▸ Exercise brief:
Every line that contains the word "label" should be copied out.

[Extracted data entries]

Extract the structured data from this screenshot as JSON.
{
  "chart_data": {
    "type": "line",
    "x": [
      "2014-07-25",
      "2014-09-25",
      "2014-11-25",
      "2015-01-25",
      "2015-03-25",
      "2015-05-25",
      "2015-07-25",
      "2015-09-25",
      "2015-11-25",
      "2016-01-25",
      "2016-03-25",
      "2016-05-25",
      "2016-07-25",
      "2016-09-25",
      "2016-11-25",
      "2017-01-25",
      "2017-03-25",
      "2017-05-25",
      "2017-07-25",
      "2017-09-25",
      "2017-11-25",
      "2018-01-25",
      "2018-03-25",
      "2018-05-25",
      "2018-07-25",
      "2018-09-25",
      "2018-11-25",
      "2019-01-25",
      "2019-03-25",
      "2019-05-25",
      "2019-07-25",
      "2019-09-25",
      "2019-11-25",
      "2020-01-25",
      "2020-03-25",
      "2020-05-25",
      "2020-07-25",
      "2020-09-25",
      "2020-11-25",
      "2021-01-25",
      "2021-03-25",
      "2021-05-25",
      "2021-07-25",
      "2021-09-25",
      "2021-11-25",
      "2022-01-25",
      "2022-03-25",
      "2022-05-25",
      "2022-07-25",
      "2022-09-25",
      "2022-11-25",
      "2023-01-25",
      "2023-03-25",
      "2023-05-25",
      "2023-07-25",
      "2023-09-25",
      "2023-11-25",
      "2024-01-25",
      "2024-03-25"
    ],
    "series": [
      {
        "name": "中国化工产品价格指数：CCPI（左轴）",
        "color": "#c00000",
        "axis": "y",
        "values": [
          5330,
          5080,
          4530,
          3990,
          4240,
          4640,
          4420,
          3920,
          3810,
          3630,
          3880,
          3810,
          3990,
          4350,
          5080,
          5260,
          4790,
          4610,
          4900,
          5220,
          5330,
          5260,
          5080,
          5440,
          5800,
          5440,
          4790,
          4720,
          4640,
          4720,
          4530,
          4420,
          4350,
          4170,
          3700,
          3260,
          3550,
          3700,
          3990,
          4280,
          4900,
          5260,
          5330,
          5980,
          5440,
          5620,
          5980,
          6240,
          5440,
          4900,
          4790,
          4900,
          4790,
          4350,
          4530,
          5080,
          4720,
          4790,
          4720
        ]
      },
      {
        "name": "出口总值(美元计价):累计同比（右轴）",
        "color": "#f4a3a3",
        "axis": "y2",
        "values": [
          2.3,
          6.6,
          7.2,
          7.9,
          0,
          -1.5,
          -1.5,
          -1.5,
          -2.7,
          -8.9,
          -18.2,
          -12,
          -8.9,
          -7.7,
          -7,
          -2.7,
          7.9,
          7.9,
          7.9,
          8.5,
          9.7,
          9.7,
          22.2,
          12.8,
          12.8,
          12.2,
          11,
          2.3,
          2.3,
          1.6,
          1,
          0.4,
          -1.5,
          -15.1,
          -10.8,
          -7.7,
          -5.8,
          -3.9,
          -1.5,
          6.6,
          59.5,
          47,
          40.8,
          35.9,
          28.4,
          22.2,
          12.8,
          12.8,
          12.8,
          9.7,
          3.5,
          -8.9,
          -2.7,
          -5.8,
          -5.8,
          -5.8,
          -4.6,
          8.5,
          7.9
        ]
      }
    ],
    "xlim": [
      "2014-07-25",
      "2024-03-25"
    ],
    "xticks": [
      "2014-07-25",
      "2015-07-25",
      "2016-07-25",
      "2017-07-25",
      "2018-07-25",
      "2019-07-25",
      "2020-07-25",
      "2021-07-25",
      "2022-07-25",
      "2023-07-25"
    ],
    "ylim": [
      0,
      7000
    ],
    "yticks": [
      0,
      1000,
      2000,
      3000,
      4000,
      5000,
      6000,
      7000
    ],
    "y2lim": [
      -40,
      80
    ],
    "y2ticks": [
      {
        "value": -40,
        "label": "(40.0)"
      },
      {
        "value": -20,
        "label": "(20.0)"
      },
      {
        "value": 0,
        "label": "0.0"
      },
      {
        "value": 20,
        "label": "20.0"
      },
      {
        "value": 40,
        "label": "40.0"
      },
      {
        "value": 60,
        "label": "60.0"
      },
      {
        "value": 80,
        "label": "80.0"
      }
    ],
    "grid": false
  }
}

▸ Complete response:
        "label": "(40.0)"
        "label": "(20.0)"
        "label": "0.0"
        "label": "20.0"
        "label": "40.0"
        "label": "60.0"
        "label": "80.0"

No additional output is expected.